[Stored items]
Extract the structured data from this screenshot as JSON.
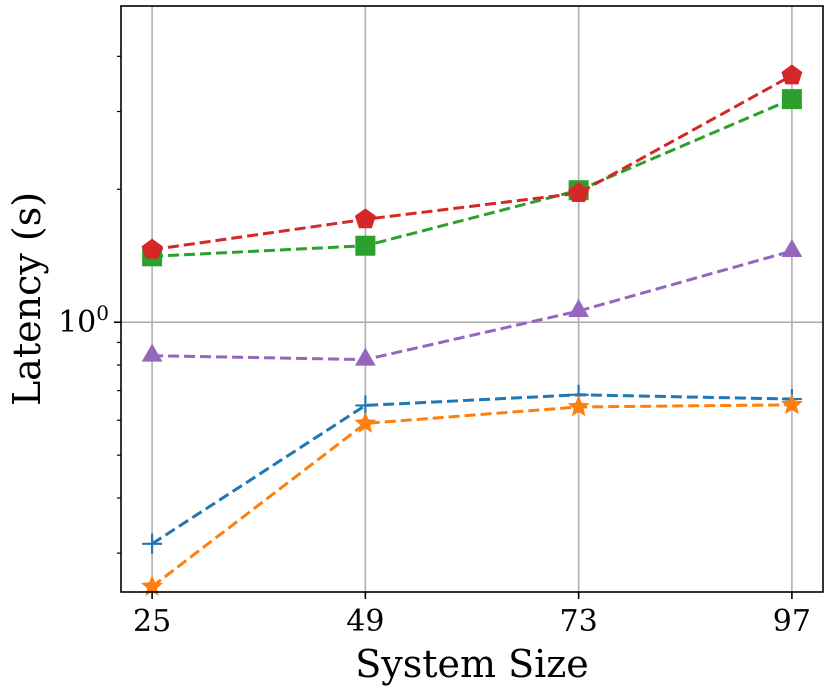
{
  "chart_data": {
    "type": "line",
    "title": "",
    "xlabel": "System Size",
    "ylabel": "Latency (s)",
    "yscale": "log",
    "grid": true,
    "legend": "none",
    "categories": [
      "25",
      "49",
      "73",
      "97"
    ],
    "x": [
      25,
      49,
      73,
      97
    ],
    "xlim": [
      21.5,
      100.5
    ],
    "ylim": [
      0.245,
      5.2
    ],
    "yticks": [
      {
        "value": 1.0,
        "label": "10",
        "exp": "0"
      }
    ],
    "minor_yticks": [
      0.3,
      0.4,
      0.5,
      0.6,
      0.7,
      0.8,
      0.9,
      2,
      3,
      4
    ],
    "series": [
      {
        "name": "blue",
        "color": "#1f77b4",
        "marker": "plus",
        "values": [
          0.315,
          0.648,
          0.685,
          0.67
        ]
      },
      {
        "name": "orange",
        "color": "#ff7f0e",
        "marker": "star",
        "values": [
          0.252,
          0.59,
          0.643,
          0.65
        ]
      },
      {
        "name": "green",
        "color": "#2ca02c",
        "marker": "square",
        "values": [
          1.41,
          1.49,
          1.99,
          3.2
        ]
      },
      {
        "name": "red",
        "color": "#d62728",
        "marker": "pentagon",
        "values": [
          1.46,
          1.71,
          1.96,
          3.62
        ]
      },
      {
        "name": "purple",
        "color": "#9467bd",
        "marker": "triangle",
        "values": [
          0.84,
          0.823,
          1.06,
          1.45
        ]
      }
    ]
  }
}
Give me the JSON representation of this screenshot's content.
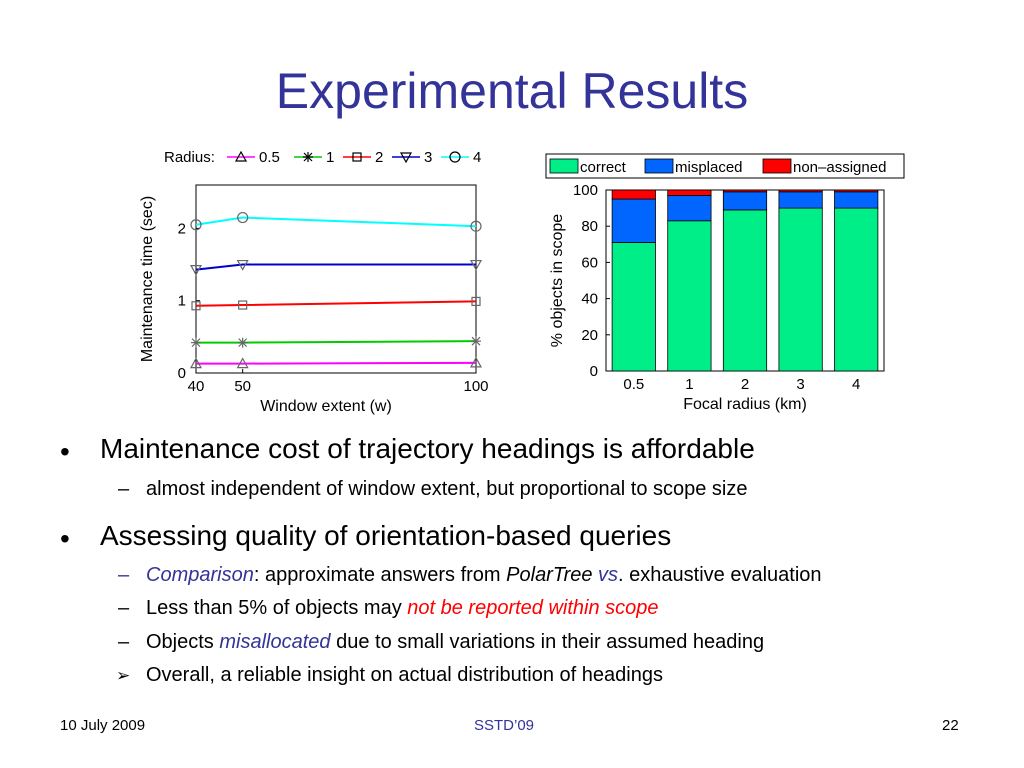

**Exercise directions:**
Restate the records word for word, omitting images.

**Exercise response:**
Extract the structured data from this screenshot as JSON.
{
  "chart_data": {
    "type": "line",
    "title": "",
    "xlabel": "System Size",
    "ylabel": "Latency (s)",
    "yscale": "log",
    "grid": true,
    "legend": "none",
    "categories": [
      "25",
      "49",
      "73",
      "97"
    ],
    "x": [
      25,
      49,
      73,
      97
    ],
    "xlim": [
      21.5,
      100.5
    ],
    "ylim": [
      0.245,
      5.2
    ],
    "yticks": [
      {
        "value": 1.0,
        "label": "10",
        "exp": "0"
      }
    ],
    "minor_yticks": [
      0.3,
      0.4,
      0.5,
      0.6,
      0.7,
      0.8,
      0.9,
      2,
      3,
      4
    ],
    "series": [
      {
        "name": "blue",
        "color": "#1f77b4",
        "marker": "plus",
        "values": [
          0.315,
          0.648,
          0.685,
          0.67
        ]
      },
      {
        "name": "orange",
        "color": "#ff7f0e",
        "marker": "star",
        "values": [
          0.252,
          0.59,
          0.643,
          0.65
        ]
      },
      {
        "name": "green",
        "color": "#2ca02c",
        "marker": "square",
        "values": [
          1.41,
          1.49,
          1.99,
          3.2
        ]
      },
      {
        "name": "red",
        "color": "#d62728",
        "marker": "pentagon",
        "values": [
          1.46,
          1.71,
          1.96,
          3.62
        ]
      },
      {
        "name": "purple",
        "color": "#9467bd",
        "marker": "triangle",
        "values": [
          0.84,
          0.823,
          1.06,
          1.45
        ]
      }
    ]
  }
}
Give me the JSON representation of this screenshot's content.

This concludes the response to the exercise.